--- begin ---

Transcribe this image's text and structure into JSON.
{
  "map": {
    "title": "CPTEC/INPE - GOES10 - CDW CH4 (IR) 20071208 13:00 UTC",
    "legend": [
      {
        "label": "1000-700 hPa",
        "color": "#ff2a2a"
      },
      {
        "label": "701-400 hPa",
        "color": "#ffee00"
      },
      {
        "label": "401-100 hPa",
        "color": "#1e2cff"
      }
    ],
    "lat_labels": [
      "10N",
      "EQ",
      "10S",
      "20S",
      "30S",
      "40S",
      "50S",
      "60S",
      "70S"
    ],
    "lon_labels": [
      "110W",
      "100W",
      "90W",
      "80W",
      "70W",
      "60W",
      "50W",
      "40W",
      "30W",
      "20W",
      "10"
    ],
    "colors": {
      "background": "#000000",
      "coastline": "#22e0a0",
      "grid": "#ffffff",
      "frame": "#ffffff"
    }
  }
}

--- end ---

Quote the material exactly, leaving nothing out.

Transcribe this image's text and structure into JSON.
{
  "map": {
    "title": "CPTEC/INPE - GOES10 - CDW CH4 (IR) 20071208 13:00 UTC",
    "legend": [
      {
        "label": "1000-700 hPa",
        "color": "#ff2a2a"
      },
      {
        "label": "701-400 hPa",
        "color": "#ffee00"
      },
      {
        "label": "401-100 hPa",
        "color": "#1e2cff"
      }
    ],
    "lat_labels": [
      "10N",
      "EQ",
      "10S",
      "20S",
      "30S",
      "40S",
      "50S",
      "60S",
      "70S"
    ],
    "lon_labels": [
      "110W",
      "100W",
      "90W",
      "80W",
      "70W",
      "60W",
      "50W",
      "40W",
      "30W",
      "20W",
      "10"
    ],
    "colors": {
      "background": "#000000",
      "coastline": "#22e0a0",
      "grid": "#ffffff",
      "frame": "#ffffff"
    }
  }
}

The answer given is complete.